(Dataset records)

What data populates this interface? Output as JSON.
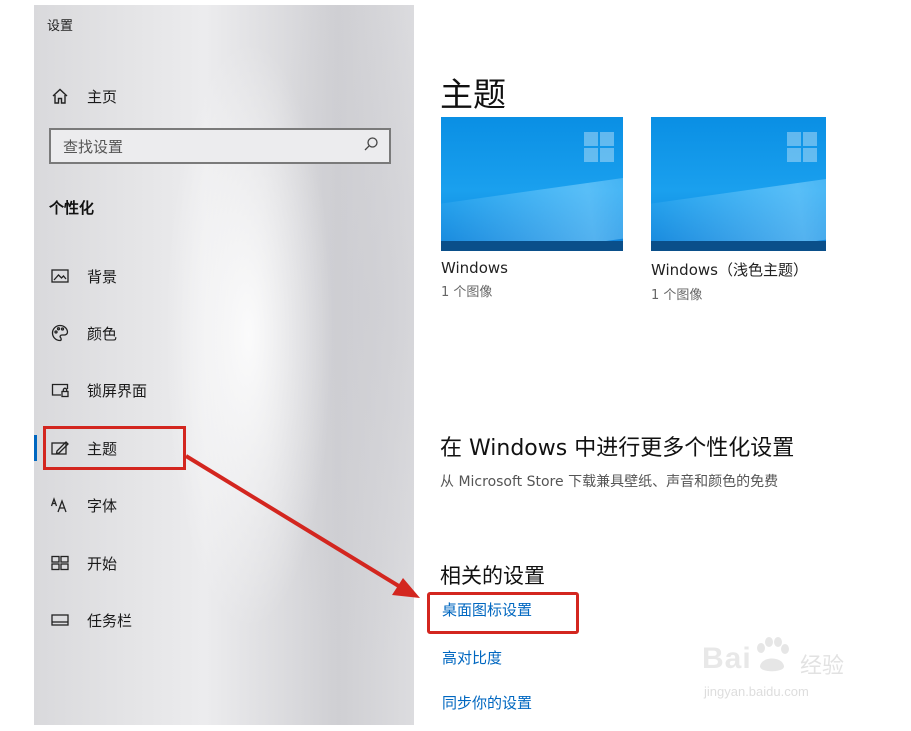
{
  "window": {
    "title": "设置"
  },
  "sidebar": {
    "home_label": "主页",
    "search": {
      "placeholder": "查找设置"
    },
    "section_heading": "个性化",
    "items": [
      {
        "label": "背景",
        "icon": "picture-icon"
      },
      {
        "label": "颜色",
        "icon": "palette-icon"
      },
      {
        "label": "锁屏界面",
        "icon": "lock-screen-icon"
      },
      {
        "label": "主题",
        "icon": "theme-icon",
        "selected": true
      },
      {
        "label": "字体",
        "icon": "font-icon"
      },
      {
        "label": "开始",
        "icon": "start-icon"
      },
      {
        "label": "任务栏",
        "icon": "taskbar-icon"
      }
    ]
  },
  "main": {
    "page_title": "主题",
    "themes": [
      {
        "name": "Windows",
        "count": "1 个图像"
      },
      {
        "name": "Windows（浅色主题）",
        "count": "1 个图像"
      }
    ],
    "more": {
      "title": "在 Windows 中进行更多个性化设置",
      "description": "从 Microsoft Store 下载兼具壁纸、声音和颜色的免费"
    },
    "related": {
      "title": "相关的设置",
      "links": [
        "桌面图标设置",
        "高对比度",
        "同步你的设置"
      ]
    }
  },
  "watermark": {
    "brand": "Bai",
    "brand_cn": "经验",
    "url": "jingyan.baidu.com"
  },
  "colors": {
    "accent": "#0067c0",
    "annotation": "#d3261f"
  }
}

(INSTRUCTIONS TO FOLLOW) Locate the string "Windows" in the listing above and copy every line where it occurs.

(RESULT OF THIS EXERCISE)
        "name": "Windows",
        "name": "Windows（浅色主题）",
      "title": "在 Windows 中进行更多个性化设置",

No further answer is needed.